CONSIGNES |
(1) Dans l’extrait sur le pont Anne de Bretagne, reformulez sous forme de liste le paragraphe qui commence par « L’emblématique pont Anne de Bretagne ». Conservez-en les faits essentiels.
(2) Prolongez l’extrait sur le pont Anne de Bretagne à partir de sa dernière phrase.

EXTRAIT DU TEXTE |
Focus sur le pont Anne de Bretagne
L’emblématique pont Anne de Bretagne, à Nantes, relie le cœur de ville à l’île de Nantes. C’est un axe majeur qui draine touristes, badauds, professionnels d’une rive à l’autre, tout en accélérant le développement des nouveaux quartiers de l’île de Nantes. Les étudiants ont choisi de se concentrer sur l’identité du pont, ses caractéristiques et son environnement immédiat. Leurs recherches sur la navigation nocturne, l’histoire de la lumière urbaine et le mobilier du pont ont ouvert des brèches prometteuses.
Action 2 – Jouer sur la luminosité et les matières
Pour réduire la pollution lumineuse, nous souhaitions éviter de nous positionner uniquement sur l’éclairage et ses contraintes réglementaires. Nous voulions plutôt aborder la question sous un angle innovant : en utilisant les propriétés des matériaux pour jouer sur l’intensité de la luminosité.
L’exploration des matières : des résultats surprenants
Les élèves ont rassemblé un panel de matériaux sur lesquels nous ils ont testé, un à un, les effets de la lumière. À la suite de ces tests et expérimentations, ils ont classé les matériaux en fonction de leur réaction à l’obscurité: clair/ sombre, brillant/mat, réfléchissant/absorbant sur une échelle définie allant de 1 à 5.
Pendant leurs expériences, les étudiants ont observé que selon la nature des matériaux et selon leurs usages et usures, ils réfléchissaient la lumière de façon inattendue.

Données de placement des éléments
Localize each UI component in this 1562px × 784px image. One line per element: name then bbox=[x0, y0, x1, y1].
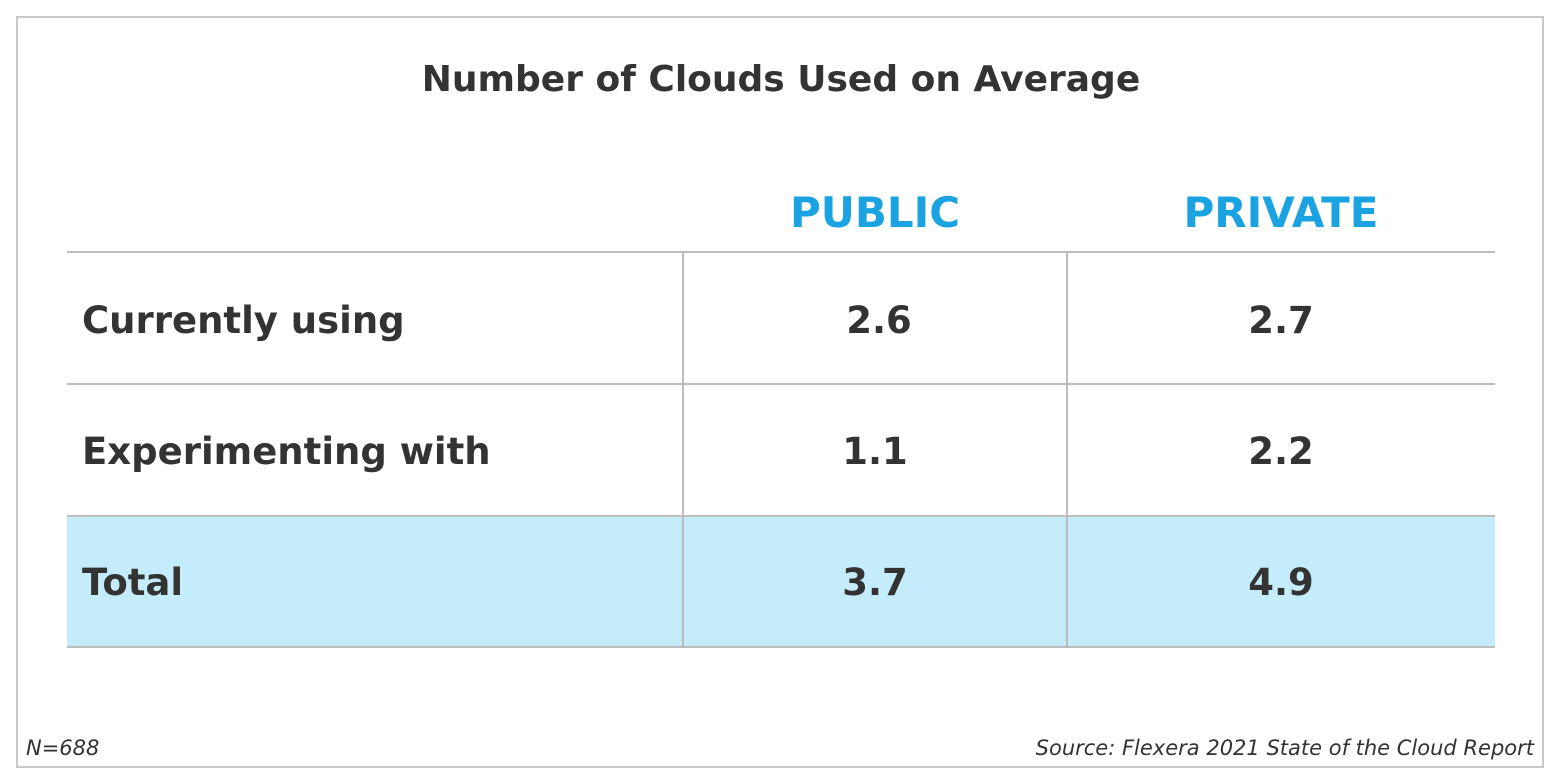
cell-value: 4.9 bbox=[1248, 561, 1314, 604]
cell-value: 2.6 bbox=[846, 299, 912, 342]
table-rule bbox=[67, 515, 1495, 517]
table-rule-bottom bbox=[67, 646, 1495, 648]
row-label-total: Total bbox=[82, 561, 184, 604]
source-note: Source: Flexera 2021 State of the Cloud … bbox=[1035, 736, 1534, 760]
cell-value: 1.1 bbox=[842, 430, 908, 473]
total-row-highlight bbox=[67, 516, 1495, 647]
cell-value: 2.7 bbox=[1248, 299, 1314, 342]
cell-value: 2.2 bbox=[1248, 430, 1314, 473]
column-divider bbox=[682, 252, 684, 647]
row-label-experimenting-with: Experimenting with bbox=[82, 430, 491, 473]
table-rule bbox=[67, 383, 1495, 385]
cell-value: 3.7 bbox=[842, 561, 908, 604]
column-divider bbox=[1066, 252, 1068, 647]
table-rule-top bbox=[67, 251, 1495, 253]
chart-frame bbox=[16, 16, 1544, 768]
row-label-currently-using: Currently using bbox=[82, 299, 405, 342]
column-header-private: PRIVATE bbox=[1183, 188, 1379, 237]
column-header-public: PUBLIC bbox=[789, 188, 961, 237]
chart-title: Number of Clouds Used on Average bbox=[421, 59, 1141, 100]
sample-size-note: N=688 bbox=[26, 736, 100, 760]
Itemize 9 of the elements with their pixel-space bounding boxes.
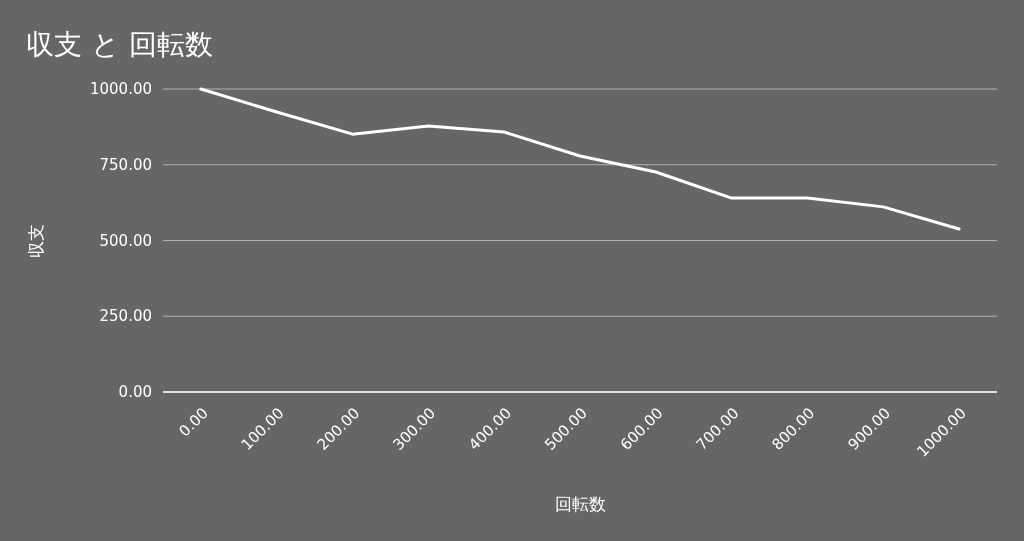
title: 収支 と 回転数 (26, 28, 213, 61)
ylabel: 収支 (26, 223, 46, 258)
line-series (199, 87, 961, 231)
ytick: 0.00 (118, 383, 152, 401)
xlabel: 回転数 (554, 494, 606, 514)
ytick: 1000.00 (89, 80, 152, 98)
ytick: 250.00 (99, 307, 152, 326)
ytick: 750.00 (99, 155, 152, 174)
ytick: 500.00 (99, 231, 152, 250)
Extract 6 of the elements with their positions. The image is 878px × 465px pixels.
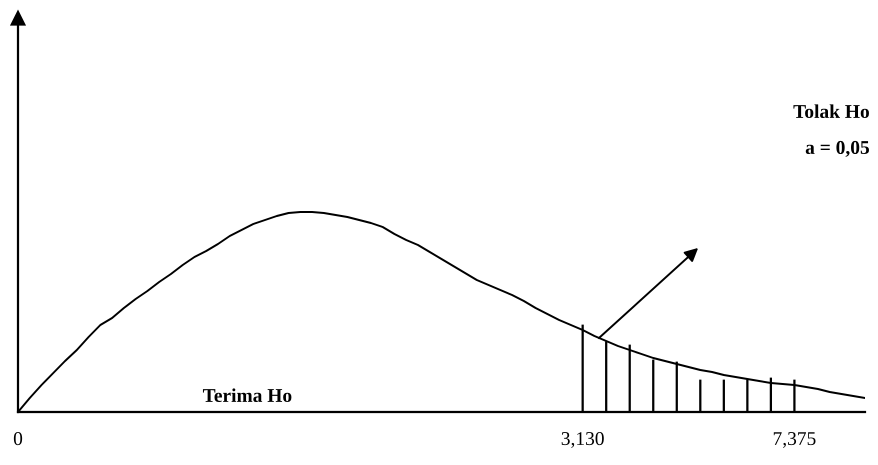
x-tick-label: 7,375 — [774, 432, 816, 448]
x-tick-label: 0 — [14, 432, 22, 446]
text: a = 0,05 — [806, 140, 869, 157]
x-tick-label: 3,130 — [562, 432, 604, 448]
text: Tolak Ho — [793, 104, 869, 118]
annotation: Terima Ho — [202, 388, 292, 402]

RÉPONSES ATTENDUES |
(1)
- Le pont Anne de Bretagne, à Nantes, relie le cœur de ville à l’île de Nantes.
- C’est un axe majeur emprunté par des touristes, des badauds et des professionnels pour passer d’une rive à l’autre.
- Il accélère le développement des nouveaux quartiers de l’île de Nantes.
- Les étudiants ont étudié l’identité du pont, ses caractéristiques et son environnement immédiat.
- Leurs recherches ont porté sur la navigation nocturne, l’histoire de la lumière urbaine et le mobilier du pont, et elles ont ouvert des pistes prometteuses.

(2)
La zone d’observation, par exemple, comporte des assises végétalisées avec une partie à l’arrière reflétant le soleil ou la lune. Le but recherché ? Créer un espace où les usagers peuvent faire une pause dans une “bulle” pour observer le coucher de soleil, rêver ou ne rien faire.
La zone de lien avec les nefs, elle, crée une continuité entre la ville très éclairée et le pont, immergé dans l’obscurité. Grâce à l’usage de mobilier fluorescent, des rails semblent émerger du sol et les routes vers les nefs ou le Mémorial de l’abolition de l’esclavage sont indiquées.
L’outil de détermination des ambiances nocturnes
Sur le modèle du soleil nous souhaitions que la nuit soit plus adaptée aux besoins du citadin, offrant une atmosphère proche des éclats du jour.
Avec la solide envie d’aller plus loin dans leurs recherches, les explorateurs nocturnes ont conçu un outil de détermination des ambiances nocturnes spécifiquement adapté au pont Anne de Bretagne.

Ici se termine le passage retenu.